■ **PROBLEM DETAILS**: Copy nothing but the text: reproduce each line of the listing exactly and leave the pictures out.

■ **DATA LINES**:
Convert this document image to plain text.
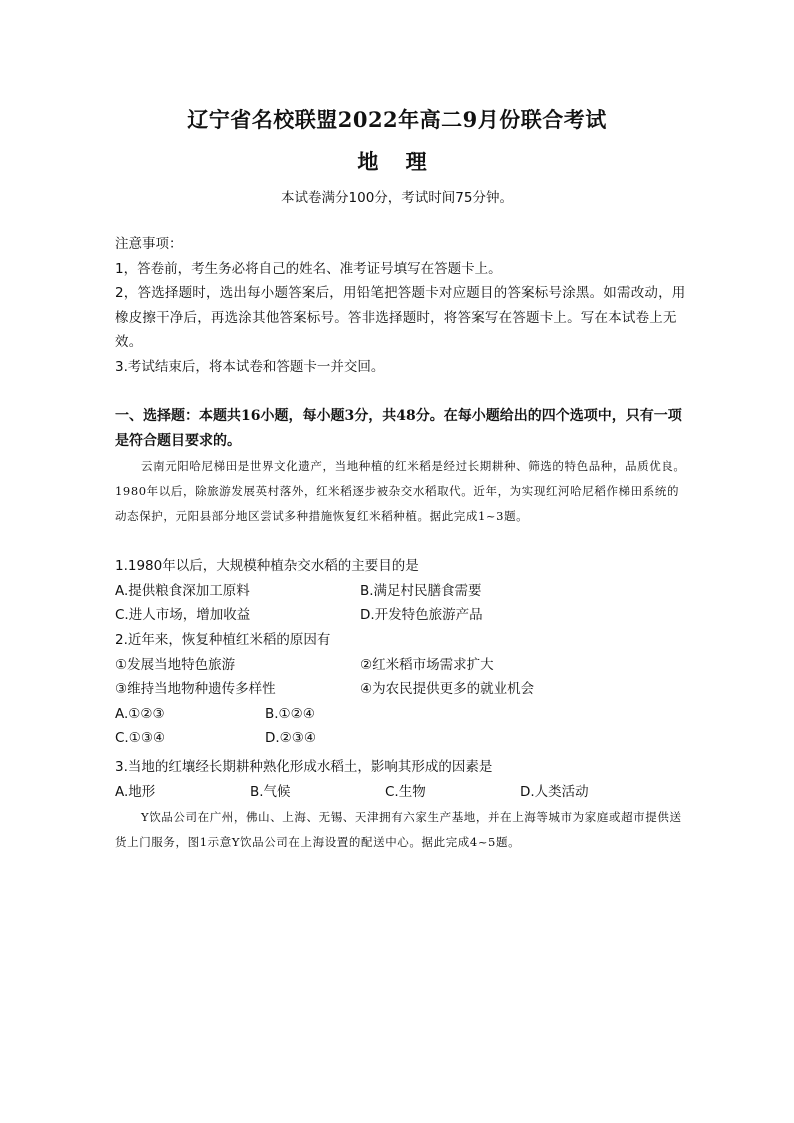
辽宁省名校联盟2022年高二9月份联合考试
地 理
本试卷满分100分，考试时间75分钟。
注意事项：
1，答卷前，考生务必将自己的姓名、准考证号填写在答题卡上。
2，答选择题时，选出每小题答案后，用铅笔把答题卡对应题目的答案标号涂黑。如需改动，用橡皮擦干净后，再选涂其他答案标号。答非选择题时，将答案写在答题卡上。写在本试卷上无效。
3.考试结束后，将本试卷和答题卡一并交回。
一、选择题：本题共16小题，每小题3分，共48分。在每小题给出的四个选项中，只有一项是符合题目要求的。
云南元阳哈尼梯田是世界文化遗产，当地种植的红米稻是经过长期耕种、筛选的特色品种，品质优良。1980年以后，除旅游发展英村落外，红米稻逐步被杂交水稻取代。近年，为实现红河哈尼稻作梯田系统的动态保护，元阳县部分地区尝试多种措施恢复红米稻种植。据此完成1~3题。
1.1980年以后，大规模种植杂交水稻的主要目的是
A.提供粮食深加工原料	B.满足村民膳食需要
C.进人市场，增加收益	D.开发特色旅游产品
2.近年来，恢复种植红米稻的原因有
①发展当地特色旅游	②红米稻市场需求扩大
③维持当地物种遗传多样性	④为农民提供更多的就业机会
A.①②③	B.①②④
C.①③④	D.②③④
3.当地的红壤经长期耕种熟化形成水稻土，影响其形成的因素是
A.地形	B.气候	C.生物	D.人类活动
Y饮品公司在广州，佛山、上海、无锡、天津拥有六家生产基地，并在上海等城市为家庭或超市提供送货上门服务，图1示意Y饮品公司在上海设置的配送中心。据此完成4~5题。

■ **RESPONSE TO THE EXERCISE**:
Convert this document image to plain text.
辽宁省名校联盟2022年高二9月份联合考试
地 理
本试卷满分100分，考试时间75分钟。
注意事项：
1，答卷前，考生务必将自己的姓名、准考证号填写在答题卡上。
2，答选择题时，选出每小题答案后，用铅笔把答题卡对应题目的答案标号涂黑。如需改动，用橡皮擦干净后，再选涂其他答案标号。答非选择题时，将答案写在答题卡上。写在本试卷上无效。
3.考试结束后，将本试卷和答题卡一并交回。
一、选择题：本题共16小题，每小题3分，共48分。在每小题给出的四个选项中，只有一项是符合题目要求的。
云南元阳哈尼梯田是世界文化遗产，当地种植的红米稻是经过长期耕种、筛选的特色品种，品质优良。1980年以后，除旅游发展英村落外，红米稻逐步被杂交水稻取代。近年，为实现红河哈尼稻作梯田系统的动态保护，元阳县部分地区尝试多种措施恢复红米稻种植。据此完成1~3题。
1.1980年以后，大规模种植杂交水稻的主要目的是
A.提供粮食深加工原料	B.满足村民膳食需要
C.进人市场，增加收益	D.开发特色旅游产品
2.近年来，恢复种植红米稻的原因有
①发展当地特色旅游	②红米稻市场需求扩大
③维持当地物种遗传多样性	④为农民提供更多的就业机会
A.①②③	B.①②④
C.①③④	D.②③④
3.当地的红壤经长期耕种熟化形成水稻土，影响其形成的因素是
A.地形	B.气候	C.生物	D.人类活动
Y饮品公司在广州，佛山、上海、无锡、天津拥有六家生产基地，并在上海等城市为家庭或超市提供送货上门服务，图1示意Y饮品公司在上海设置的配送中心。据此完成4~5题。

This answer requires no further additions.